** Start of Dataset rows **

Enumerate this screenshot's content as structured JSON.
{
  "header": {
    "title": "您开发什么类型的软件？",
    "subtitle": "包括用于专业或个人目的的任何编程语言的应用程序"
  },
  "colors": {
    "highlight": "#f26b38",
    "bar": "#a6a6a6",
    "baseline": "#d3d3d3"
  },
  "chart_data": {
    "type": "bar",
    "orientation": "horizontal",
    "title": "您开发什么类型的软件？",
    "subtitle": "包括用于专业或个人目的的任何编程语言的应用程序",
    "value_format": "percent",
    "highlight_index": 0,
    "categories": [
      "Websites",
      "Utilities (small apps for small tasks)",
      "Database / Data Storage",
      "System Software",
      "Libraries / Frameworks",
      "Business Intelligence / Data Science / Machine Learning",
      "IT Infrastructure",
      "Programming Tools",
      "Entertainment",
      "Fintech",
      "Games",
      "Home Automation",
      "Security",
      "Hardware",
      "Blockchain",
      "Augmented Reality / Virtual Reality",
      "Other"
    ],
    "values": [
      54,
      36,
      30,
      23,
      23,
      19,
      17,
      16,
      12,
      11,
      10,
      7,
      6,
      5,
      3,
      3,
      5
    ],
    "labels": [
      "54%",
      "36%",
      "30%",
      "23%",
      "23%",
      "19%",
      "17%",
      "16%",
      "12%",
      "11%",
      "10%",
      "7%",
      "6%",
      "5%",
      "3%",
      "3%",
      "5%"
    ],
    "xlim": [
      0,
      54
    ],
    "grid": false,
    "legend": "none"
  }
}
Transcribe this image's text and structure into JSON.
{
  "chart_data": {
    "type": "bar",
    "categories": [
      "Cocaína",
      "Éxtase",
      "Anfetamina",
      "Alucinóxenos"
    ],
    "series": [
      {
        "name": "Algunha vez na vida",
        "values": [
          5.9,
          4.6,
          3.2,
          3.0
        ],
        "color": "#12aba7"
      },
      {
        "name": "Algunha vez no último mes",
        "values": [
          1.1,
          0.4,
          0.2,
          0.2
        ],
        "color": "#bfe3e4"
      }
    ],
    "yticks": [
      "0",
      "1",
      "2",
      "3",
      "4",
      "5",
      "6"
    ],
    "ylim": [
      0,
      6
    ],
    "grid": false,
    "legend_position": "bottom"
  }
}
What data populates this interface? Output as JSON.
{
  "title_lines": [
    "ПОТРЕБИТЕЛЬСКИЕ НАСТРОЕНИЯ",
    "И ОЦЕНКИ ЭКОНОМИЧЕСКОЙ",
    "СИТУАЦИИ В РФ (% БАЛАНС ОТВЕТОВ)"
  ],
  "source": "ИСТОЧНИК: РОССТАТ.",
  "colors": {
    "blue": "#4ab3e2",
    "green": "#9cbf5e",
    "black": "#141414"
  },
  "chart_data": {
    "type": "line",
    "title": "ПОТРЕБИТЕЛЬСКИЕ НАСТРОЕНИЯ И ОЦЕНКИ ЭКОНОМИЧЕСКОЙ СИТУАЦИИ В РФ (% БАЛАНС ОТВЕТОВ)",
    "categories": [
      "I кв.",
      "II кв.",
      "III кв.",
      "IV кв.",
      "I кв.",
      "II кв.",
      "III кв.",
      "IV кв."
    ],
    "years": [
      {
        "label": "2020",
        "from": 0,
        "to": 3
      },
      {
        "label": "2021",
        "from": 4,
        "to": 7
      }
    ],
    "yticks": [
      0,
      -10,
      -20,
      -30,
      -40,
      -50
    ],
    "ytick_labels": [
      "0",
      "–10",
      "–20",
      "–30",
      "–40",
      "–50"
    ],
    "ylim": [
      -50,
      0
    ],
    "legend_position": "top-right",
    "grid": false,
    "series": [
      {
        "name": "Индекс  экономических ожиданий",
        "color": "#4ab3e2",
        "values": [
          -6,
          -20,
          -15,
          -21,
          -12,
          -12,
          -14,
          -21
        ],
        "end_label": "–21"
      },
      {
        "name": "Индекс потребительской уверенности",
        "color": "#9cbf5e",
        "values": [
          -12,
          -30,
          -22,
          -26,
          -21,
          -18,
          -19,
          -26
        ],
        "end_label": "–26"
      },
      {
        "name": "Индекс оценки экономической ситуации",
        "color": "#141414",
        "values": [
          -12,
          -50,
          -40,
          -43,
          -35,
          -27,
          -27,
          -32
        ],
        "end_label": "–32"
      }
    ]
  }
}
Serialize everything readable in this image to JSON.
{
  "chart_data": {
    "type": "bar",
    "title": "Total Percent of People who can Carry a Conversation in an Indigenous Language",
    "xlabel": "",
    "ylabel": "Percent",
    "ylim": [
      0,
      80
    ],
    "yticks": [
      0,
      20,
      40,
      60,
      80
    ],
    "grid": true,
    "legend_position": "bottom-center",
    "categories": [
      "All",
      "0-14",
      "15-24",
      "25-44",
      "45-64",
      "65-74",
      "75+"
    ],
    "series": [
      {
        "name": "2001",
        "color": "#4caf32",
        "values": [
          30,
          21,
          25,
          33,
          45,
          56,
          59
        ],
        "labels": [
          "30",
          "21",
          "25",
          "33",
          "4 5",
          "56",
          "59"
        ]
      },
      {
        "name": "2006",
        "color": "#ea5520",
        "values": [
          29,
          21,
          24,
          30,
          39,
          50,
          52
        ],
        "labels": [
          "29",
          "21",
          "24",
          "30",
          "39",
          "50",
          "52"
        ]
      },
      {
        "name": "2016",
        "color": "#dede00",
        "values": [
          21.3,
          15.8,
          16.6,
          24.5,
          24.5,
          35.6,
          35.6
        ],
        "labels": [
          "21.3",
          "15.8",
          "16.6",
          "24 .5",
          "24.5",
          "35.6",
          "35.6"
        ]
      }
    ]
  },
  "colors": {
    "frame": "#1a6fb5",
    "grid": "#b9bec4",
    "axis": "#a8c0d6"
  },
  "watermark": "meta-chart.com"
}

** End of Dataset rows **

Directive:
How many lines in the records above contain the word "name"? Reply with the number alone.

Response to this exercise:
8